┌─ DATA TO PROCESS

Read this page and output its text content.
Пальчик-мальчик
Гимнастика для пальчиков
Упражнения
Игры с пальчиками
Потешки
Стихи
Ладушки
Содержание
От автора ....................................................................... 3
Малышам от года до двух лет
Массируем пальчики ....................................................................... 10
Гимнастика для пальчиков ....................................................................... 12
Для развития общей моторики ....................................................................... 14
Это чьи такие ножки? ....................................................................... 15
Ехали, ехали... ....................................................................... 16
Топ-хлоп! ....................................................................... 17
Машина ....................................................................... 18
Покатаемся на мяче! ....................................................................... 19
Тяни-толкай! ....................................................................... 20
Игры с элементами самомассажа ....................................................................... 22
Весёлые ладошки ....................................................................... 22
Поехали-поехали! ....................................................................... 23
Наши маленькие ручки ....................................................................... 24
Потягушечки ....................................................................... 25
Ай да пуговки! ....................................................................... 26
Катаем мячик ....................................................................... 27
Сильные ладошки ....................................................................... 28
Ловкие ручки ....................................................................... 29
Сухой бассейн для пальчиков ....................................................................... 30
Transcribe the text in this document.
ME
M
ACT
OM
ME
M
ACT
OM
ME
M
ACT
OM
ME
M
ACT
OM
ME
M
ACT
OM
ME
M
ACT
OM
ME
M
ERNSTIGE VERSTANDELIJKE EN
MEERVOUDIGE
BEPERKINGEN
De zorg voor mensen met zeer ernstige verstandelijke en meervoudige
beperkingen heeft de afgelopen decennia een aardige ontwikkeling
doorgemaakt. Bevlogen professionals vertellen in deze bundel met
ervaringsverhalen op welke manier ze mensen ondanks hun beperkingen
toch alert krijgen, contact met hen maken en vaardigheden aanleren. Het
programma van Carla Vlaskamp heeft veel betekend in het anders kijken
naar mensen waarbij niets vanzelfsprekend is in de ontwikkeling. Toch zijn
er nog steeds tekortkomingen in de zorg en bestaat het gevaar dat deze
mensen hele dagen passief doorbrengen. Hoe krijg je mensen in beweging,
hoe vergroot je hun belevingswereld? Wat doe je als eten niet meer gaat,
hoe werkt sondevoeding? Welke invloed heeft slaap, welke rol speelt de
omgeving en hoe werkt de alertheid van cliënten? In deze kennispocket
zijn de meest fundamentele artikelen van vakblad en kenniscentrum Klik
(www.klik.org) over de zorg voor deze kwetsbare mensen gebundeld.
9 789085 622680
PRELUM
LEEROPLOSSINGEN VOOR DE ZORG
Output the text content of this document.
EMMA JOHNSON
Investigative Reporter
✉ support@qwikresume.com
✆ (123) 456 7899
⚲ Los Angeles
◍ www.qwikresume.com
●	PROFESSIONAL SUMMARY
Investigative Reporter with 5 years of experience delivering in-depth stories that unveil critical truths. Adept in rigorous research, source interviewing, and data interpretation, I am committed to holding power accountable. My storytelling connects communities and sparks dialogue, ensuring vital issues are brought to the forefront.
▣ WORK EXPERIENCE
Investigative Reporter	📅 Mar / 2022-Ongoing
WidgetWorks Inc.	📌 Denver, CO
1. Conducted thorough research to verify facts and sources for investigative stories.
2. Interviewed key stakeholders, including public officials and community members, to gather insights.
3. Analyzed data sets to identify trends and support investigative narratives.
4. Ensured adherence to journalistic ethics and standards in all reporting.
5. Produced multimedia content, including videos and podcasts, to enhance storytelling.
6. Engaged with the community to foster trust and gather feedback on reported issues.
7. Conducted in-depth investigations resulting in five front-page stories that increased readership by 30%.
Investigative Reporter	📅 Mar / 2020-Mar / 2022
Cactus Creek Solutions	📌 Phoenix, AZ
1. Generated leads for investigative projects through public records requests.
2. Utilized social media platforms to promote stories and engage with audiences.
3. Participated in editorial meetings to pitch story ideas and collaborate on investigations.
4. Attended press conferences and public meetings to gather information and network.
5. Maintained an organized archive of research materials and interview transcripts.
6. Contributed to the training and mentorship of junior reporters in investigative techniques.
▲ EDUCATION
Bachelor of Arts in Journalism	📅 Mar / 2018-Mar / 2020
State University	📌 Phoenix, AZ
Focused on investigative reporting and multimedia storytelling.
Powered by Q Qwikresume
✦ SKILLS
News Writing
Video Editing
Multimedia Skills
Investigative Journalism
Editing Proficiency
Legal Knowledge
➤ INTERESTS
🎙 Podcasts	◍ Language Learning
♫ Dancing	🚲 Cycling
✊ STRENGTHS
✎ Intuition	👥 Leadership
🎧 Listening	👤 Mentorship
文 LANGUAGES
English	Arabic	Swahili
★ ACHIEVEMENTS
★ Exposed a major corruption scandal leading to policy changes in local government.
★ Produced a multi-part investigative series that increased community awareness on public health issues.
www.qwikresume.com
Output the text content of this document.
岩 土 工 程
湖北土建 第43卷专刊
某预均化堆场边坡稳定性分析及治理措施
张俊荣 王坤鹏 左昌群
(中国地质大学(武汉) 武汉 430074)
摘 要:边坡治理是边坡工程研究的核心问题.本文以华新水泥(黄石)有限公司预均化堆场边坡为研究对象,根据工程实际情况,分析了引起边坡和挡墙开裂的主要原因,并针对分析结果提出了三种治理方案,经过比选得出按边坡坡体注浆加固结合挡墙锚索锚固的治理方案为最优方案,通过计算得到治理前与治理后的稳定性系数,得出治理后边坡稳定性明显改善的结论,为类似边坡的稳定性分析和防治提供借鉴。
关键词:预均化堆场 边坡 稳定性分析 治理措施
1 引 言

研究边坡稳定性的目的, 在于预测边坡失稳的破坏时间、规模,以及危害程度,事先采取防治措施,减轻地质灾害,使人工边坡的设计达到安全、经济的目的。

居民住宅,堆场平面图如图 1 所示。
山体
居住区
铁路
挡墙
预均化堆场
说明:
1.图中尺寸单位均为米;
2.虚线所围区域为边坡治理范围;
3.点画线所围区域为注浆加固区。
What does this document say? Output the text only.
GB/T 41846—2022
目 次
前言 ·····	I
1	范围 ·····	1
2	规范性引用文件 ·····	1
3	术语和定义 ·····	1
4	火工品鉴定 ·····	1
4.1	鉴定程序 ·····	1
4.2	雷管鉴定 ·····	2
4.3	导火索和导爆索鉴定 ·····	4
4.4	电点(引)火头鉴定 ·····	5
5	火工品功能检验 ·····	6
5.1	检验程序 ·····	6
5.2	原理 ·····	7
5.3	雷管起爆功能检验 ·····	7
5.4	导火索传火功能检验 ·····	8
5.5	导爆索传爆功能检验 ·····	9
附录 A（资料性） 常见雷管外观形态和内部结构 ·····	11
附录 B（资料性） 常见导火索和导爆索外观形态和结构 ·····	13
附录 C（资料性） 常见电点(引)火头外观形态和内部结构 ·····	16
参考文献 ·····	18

└─

Gather every line containing the word "Игры" and copy it.

Игры с пальчиками
Игры с элементами самомассажа ....................................................................... 22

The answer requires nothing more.